### What you need to do
Gather each line in the entries that includes the string "style".
start
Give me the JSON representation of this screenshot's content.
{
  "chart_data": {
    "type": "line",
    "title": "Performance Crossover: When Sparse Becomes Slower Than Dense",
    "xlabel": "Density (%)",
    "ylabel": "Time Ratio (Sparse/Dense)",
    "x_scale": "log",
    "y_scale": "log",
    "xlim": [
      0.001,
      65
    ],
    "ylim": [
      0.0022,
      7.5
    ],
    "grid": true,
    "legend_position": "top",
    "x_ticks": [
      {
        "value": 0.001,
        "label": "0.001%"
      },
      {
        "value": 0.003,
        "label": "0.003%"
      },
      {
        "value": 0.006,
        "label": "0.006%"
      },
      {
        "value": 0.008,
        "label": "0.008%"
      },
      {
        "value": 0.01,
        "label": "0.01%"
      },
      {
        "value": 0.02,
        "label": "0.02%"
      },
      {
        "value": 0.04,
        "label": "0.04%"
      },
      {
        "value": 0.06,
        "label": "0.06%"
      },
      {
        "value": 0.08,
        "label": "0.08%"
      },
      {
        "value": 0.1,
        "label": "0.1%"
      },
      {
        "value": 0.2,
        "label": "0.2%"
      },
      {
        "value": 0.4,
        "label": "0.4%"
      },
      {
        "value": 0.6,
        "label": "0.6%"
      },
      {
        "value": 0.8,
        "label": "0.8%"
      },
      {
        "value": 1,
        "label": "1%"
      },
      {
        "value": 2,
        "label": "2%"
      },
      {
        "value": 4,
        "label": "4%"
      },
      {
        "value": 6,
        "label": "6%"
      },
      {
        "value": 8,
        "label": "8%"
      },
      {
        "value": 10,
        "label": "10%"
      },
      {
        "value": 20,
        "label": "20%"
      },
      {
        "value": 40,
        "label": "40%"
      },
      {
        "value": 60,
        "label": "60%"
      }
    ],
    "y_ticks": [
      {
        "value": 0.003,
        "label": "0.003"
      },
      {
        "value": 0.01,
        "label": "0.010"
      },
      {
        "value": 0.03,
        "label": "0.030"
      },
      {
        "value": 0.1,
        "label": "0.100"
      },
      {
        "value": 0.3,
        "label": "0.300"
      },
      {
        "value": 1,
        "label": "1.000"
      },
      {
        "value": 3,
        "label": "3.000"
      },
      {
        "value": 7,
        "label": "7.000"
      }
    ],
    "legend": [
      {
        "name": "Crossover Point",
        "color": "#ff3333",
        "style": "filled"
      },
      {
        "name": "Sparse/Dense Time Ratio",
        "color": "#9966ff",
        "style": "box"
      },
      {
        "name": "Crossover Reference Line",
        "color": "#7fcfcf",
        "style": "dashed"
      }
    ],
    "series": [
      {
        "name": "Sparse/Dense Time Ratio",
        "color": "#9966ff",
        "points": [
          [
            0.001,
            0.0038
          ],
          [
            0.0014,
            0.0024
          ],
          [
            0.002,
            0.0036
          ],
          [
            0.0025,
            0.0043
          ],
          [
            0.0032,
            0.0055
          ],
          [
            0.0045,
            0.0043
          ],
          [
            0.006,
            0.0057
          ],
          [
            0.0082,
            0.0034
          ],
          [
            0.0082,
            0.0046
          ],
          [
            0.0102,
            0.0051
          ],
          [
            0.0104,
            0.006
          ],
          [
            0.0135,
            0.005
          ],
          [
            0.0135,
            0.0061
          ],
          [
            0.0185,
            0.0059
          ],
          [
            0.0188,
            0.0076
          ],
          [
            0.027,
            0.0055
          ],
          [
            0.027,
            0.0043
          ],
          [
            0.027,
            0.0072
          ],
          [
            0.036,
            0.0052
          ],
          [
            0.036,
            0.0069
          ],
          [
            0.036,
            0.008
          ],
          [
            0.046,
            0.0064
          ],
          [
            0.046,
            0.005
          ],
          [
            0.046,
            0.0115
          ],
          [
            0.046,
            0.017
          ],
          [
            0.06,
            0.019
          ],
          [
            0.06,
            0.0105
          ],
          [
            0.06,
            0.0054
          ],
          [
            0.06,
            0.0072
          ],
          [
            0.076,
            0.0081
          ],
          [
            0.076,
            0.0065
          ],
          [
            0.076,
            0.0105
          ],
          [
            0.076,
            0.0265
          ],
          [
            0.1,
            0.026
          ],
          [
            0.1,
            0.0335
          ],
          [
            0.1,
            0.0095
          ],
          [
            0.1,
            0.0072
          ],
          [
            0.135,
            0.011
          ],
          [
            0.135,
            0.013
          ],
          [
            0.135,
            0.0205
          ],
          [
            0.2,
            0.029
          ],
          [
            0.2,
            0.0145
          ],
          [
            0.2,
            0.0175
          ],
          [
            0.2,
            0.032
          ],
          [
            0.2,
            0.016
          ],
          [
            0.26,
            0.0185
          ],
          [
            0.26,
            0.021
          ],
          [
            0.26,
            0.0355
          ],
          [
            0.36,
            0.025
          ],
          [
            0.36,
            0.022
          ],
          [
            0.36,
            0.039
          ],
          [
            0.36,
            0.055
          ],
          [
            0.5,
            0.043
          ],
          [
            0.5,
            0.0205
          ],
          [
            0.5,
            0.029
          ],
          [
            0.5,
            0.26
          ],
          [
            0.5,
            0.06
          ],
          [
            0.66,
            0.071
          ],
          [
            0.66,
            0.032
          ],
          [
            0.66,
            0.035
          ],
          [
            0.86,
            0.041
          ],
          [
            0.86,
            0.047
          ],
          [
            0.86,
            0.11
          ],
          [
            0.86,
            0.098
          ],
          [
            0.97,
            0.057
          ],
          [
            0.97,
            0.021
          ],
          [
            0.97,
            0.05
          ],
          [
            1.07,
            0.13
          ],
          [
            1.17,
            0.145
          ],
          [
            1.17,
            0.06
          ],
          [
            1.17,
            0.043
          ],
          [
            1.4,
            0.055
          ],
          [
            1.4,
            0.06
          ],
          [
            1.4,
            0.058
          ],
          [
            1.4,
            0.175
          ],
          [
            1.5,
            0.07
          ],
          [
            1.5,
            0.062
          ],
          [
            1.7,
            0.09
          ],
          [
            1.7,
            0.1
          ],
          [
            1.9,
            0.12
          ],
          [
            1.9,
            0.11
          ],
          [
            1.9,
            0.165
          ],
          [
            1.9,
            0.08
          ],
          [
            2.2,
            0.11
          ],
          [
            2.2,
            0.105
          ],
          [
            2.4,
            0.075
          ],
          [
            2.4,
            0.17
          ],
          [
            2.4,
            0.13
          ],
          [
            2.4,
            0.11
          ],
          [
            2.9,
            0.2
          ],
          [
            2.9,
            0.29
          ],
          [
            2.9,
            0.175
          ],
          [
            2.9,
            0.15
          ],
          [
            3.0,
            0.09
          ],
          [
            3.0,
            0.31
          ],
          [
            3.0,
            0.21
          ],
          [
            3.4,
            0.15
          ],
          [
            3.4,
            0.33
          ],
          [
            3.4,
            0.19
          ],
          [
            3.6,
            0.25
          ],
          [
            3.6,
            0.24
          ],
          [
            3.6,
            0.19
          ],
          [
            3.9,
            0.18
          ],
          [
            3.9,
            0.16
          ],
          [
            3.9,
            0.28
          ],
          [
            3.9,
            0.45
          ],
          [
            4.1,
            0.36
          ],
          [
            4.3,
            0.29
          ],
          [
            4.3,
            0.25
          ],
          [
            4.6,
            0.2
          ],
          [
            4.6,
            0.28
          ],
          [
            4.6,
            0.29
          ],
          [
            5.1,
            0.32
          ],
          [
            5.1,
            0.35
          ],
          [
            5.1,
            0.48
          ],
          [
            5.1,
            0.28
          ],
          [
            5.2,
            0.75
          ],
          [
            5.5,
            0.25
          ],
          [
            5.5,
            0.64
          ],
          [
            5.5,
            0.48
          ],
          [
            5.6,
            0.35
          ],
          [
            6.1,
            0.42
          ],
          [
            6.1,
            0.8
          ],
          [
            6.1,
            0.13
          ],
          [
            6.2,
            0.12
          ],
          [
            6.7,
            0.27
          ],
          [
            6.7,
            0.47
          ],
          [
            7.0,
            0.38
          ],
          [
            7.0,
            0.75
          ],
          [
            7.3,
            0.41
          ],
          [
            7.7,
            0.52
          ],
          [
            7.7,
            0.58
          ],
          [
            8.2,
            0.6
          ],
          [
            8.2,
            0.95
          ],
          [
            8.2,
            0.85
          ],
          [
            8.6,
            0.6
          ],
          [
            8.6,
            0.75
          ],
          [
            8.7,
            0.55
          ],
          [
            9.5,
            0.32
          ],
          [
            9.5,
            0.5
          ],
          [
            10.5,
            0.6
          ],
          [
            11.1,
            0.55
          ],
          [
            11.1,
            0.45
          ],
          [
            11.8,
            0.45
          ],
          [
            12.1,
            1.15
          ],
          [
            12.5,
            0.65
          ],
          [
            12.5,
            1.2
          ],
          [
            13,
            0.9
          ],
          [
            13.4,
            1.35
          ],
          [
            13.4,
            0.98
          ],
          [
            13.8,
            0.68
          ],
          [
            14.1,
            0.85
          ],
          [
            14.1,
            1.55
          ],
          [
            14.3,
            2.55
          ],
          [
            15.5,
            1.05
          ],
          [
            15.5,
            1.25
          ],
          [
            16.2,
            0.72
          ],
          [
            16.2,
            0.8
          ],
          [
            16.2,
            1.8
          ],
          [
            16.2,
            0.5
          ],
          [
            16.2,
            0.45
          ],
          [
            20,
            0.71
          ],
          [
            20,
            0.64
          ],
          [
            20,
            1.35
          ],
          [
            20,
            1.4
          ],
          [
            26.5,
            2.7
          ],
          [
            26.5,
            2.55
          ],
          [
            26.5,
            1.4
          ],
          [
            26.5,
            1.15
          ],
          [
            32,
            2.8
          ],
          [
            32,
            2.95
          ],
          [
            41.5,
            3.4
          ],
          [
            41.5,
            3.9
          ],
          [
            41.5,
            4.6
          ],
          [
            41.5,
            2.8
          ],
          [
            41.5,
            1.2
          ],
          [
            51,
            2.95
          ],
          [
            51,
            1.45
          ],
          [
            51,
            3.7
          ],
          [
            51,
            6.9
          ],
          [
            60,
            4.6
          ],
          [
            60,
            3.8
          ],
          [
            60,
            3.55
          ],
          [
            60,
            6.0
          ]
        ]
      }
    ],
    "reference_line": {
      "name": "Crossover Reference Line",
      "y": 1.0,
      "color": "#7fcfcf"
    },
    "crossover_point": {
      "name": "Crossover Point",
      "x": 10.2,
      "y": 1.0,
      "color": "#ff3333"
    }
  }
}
end
### Task answer
        "style": "filled"
        "style": "box"
        "style": "dashed"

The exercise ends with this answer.